_SOURCE RECORDS_
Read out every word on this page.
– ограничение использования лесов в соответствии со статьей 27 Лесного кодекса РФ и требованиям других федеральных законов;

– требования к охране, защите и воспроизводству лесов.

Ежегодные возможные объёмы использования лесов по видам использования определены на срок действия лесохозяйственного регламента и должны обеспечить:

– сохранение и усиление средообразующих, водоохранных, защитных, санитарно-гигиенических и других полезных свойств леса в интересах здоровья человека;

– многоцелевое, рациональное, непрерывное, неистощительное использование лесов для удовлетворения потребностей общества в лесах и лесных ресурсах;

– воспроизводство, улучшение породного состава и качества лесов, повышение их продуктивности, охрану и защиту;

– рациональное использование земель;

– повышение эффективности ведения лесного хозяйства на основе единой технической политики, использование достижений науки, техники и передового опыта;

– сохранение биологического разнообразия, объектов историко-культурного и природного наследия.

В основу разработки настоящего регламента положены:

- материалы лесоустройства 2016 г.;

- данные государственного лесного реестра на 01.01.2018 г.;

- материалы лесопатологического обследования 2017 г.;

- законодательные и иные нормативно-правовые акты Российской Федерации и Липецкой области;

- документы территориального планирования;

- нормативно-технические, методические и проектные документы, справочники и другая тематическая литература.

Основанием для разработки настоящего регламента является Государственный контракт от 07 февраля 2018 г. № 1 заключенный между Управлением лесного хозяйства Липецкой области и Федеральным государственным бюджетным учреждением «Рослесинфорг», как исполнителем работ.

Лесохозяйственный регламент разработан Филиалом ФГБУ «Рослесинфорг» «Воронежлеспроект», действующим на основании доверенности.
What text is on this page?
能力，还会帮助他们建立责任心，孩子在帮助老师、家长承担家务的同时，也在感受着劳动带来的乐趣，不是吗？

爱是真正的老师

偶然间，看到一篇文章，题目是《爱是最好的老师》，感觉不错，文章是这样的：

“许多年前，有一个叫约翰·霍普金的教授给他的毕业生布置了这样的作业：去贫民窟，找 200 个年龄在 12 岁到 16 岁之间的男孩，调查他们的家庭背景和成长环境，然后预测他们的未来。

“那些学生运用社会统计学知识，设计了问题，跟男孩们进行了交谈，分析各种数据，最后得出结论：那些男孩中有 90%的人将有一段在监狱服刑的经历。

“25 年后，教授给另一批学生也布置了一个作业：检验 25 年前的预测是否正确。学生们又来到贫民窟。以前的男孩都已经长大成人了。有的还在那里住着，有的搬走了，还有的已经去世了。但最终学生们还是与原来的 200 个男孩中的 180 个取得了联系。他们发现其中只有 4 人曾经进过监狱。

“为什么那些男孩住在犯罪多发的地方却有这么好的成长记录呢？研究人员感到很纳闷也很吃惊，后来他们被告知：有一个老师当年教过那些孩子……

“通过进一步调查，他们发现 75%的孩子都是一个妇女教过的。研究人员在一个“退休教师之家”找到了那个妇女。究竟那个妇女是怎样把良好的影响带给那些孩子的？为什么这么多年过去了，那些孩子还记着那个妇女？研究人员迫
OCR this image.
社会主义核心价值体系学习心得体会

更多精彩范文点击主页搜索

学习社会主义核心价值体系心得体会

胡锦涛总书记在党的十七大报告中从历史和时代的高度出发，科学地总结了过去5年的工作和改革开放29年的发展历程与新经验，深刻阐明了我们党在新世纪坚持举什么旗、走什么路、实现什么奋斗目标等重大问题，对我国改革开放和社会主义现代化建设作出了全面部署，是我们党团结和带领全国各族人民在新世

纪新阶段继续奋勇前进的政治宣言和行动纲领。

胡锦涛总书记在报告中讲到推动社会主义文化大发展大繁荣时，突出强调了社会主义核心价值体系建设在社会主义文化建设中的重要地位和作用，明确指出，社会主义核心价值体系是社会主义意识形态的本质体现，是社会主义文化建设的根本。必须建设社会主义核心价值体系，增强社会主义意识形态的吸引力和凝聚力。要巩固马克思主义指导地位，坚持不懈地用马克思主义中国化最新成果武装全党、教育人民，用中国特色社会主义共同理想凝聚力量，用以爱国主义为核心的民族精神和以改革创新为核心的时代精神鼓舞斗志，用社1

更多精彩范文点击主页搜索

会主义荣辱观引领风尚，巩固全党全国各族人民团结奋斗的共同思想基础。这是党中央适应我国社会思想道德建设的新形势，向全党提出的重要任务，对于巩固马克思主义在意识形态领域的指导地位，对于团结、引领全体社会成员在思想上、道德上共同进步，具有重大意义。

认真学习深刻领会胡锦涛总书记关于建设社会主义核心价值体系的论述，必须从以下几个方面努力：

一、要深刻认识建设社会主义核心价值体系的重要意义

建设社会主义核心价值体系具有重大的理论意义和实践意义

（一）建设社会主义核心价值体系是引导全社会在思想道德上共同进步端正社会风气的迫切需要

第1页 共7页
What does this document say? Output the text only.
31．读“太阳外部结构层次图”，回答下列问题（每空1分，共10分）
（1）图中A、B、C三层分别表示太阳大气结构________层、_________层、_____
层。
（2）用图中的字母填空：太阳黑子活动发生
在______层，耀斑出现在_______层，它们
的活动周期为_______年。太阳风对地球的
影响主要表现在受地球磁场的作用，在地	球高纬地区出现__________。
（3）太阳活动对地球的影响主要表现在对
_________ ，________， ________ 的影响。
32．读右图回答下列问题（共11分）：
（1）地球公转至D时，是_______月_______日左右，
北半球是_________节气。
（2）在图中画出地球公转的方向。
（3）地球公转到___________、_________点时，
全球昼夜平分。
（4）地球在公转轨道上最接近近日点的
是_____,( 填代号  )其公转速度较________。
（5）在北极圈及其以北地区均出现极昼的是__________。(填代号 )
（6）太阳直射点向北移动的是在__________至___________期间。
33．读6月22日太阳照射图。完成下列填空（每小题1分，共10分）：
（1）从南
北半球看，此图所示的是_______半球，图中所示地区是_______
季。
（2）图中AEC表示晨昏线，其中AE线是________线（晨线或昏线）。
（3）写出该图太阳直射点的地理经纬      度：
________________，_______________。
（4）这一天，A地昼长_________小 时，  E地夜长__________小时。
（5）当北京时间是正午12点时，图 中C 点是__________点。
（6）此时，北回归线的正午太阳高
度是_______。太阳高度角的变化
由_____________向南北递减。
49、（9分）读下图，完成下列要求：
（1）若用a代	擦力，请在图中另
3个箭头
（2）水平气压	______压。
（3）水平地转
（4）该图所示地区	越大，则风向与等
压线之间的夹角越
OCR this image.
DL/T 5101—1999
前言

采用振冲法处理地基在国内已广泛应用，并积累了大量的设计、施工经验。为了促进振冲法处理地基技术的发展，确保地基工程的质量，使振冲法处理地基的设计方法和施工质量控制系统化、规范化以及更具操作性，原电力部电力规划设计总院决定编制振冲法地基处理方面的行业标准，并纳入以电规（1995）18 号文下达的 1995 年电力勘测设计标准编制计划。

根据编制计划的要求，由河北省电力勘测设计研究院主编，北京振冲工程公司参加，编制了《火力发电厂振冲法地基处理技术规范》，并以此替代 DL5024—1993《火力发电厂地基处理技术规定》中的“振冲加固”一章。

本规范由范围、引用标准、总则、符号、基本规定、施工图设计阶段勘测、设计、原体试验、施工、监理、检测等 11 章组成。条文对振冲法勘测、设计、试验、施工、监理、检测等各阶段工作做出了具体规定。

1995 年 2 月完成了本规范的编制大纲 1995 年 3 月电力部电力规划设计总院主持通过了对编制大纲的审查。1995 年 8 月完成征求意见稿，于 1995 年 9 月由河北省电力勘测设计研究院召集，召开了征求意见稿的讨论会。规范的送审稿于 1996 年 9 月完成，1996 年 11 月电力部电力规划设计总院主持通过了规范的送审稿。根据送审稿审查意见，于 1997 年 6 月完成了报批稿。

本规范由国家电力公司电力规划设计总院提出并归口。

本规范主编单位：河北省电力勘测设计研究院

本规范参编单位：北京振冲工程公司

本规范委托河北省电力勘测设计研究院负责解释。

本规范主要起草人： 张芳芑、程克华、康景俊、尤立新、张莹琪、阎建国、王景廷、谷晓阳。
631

_WRITTEN INSTRUCTION_
Using the records above, pull out each line where the word "использования" occurs.

_THE RESULT_
– ограничение использования лесов в соответствии со статьей 27 Лесного кодекса РФ и требованиям других федеральных законов;
Ежегодные возможные объёмы использования лесов по видам использования определены на срок действия лесохозяйственного регламента и должны обеспечить:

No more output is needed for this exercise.